▶ Directive 1:
In the EDF documentation, quote everything from "Extracts the effective" down to "extract smooth-specific EDFs.".
▶ Directive 2:
According to the EDF documentation, what is the default value of the select argument, and what happens when it is used?
▶ Directive 3:
Decide whether each statement below agrees with the EDF documentation. For each, answer yes or no and quote the deciding words.
(a) The object argument is a fitted model from which smooth-specific EDFs are extracted.
(b) A character value for select picks smooths by their position in the formula.
(c) The type argument takes a numeric value.

▶ Text to read:
□ □ □ □
Extracts the effective degrees of freedom (EDF) for model smooth terms or overall EDF for fitted GAMs

## Arguments

- object
a fitted model from which to extract smooth-specific EDFs.

- ...
arguments passed to methods.

- select
character, logical, or numeric; which smooths to plot. If

`NULL`

, the default, then all model smooths are drawn. Numeric`select`

indexes the smooths in the order they are specified in the formula and stored in`object`

. Character`select`

matches the labels for smooths as shown for example in the output from`summary(object)`

. Logical`select`

operates as per numeric`select`

in the order that smooths are stored.- smooth
Use

`select`

instead. extracted. If`NULL`

, the default, EDFs for all smooths will be returned.- type
character: which type of EDF to return.
□ □ □ □
Items listed in a dataset

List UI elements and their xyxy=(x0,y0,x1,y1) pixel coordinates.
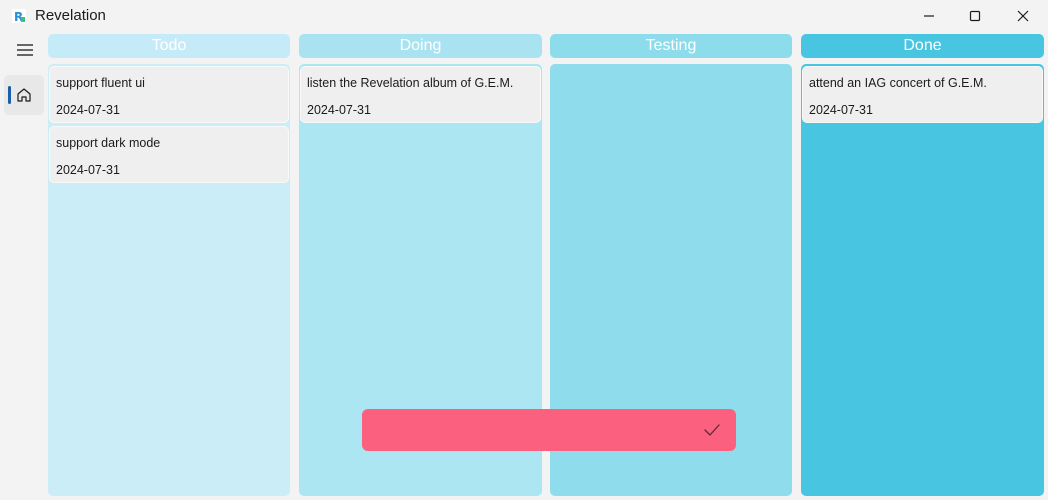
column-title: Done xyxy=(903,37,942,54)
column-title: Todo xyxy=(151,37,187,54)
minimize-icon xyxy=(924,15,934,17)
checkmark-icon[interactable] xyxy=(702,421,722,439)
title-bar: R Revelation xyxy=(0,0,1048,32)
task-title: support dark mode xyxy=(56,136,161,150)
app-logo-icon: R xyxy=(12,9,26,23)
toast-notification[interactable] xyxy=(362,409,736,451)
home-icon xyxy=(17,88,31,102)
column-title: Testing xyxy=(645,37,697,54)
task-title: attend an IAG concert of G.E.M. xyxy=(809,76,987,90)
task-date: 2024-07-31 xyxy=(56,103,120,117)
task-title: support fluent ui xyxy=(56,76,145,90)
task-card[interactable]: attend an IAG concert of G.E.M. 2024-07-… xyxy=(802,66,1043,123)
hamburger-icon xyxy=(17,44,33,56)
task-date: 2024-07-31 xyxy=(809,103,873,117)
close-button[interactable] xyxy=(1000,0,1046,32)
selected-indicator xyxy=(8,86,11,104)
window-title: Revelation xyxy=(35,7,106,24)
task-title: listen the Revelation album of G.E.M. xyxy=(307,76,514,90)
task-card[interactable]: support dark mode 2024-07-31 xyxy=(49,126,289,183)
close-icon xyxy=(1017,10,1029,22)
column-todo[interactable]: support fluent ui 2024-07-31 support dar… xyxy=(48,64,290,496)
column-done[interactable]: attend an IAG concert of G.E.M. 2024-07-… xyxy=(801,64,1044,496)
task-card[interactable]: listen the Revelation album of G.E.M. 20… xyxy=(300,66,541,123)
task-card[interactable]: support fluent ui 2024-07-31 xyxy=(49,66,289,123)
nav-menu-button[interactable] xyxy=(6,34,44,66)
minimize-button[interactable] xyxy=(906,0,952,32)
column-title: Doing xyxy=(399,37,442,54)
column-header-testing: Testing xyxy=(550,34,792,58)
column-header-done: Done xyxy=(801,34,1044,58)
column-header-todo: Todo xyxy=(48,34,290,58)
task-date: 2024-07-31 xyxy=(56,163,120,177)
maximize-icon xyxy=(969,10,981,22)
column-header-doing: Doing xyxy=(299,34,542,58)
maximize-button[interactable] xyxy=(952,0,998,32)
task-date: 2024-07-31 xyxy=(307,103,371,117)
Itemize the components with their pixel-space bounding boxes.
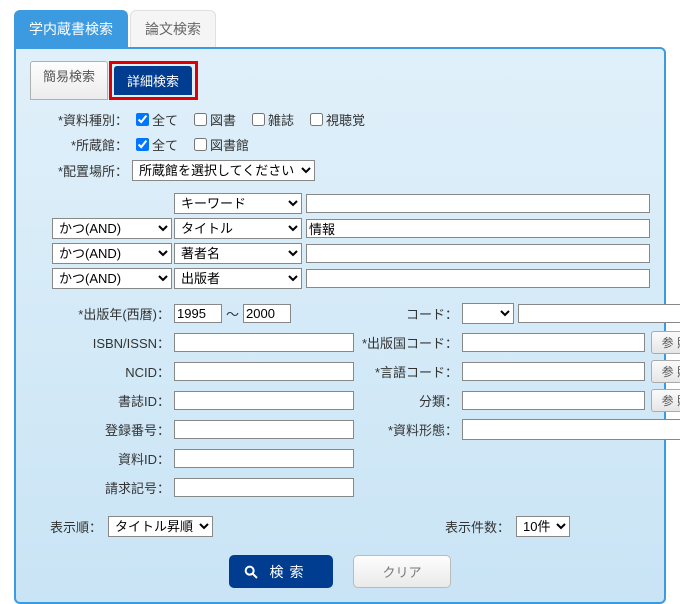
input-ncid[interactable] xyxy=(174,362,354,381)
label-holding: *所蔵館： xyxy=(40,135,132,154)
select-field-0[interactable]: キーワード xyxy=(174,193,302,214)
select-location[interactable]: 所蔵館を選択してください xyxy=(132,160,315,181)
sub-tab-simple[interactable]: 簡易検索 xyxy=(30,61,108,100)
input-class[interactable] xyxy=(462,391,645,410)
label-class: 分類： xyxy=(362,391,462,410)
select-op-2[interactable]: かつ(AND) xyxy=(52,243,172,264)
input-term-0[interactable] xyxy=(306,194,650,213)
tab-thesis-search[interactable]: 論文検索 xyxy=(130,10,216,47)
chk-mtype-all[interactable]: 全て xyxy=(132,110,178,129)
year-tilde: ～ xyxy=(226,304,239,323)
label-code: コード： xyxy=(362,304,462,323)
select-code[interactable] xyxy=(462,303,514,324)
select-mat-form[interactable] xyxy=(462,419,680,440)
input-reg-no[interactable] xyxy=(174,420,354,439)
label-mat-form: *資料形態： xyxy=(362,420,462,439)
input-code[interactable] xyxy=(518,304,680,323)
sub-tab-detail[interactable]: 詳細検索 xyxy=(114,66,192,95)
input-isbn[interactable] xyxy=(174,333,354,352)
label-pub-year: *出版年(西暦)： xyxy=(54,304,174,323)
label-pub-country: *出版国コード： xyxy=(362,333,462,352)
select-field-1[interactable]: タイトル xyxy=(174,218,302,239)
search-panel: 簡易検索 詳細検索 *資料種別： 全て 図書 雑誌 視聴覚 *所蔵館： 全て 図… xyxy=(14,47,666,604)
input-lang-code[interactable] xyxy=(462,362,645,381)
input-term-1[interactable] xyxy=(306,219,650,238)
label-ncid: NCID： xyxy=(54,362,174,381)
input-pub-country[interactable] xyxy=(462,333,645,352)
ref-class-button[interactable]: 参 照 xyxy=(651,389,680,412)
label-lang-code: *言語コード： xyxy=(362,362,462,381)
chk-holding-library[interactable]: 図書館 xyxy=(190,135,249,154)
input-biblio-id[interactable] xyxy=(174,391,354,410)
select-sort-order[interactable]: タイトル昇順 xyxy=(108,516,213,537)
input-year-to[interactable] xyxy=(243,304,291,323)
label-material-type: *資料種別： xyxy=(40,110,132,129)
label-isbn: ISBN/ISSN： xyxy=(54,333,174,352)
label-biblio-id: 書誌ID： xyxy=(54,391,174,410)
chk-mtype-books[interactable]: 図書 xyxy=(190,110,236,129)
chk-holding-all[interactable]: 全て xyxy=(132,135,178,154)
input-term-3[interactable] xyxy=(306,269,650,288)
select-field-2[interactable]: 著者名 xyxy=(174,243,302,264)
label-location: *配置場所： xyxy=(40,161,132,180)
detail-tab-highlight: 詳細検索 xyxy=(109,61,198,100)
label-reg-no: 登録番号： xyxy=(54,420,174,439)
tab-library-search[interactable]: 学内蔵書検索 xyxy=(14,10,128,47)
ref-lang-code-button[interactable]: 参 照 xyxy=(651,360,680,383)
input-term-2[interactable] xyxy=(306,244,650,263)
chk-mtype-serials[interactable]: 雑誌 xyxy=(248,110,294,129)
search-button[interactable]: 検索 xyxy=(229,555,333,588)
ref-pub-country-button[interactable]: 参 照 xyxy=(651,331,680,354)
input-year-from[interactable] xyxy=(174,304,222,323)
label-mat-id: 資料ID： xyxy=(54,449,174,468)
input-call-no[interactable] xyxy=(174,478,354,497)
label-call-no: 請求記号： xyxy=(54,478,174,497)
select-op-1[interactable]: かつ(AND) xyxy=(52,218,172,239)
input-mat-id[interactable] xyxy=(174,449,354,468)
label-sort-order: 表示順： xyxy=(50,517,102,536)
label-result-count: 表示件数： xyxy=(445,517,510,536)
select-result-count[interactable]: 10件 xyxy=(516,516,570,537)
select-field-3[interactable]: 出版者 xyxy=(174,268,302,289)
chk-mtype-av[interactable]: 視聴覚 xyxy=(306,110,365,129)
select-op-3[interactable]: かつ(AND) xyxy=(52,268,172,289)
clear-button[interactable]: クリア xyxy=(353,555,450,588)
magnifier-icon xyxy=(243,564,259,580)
□ □ □ □
▶ Worked solution 1:
Extracts the effective degrees of freedom (EDF) for model smooth terms or overall EDF for fitted GAMs

## Arguments

- object
a fitted model from which to extract smooth-specific EDFs.

▶ Worked solution 2:
The default is NULL, and then all model smooths are drawn.

▶ Worked solution 3:
(a) Yes: "a fitted model from which to extract smooth-specific EDFs."
(b) No: "matches the labels for smooths"
(c) No: "character: which type of EDF to return."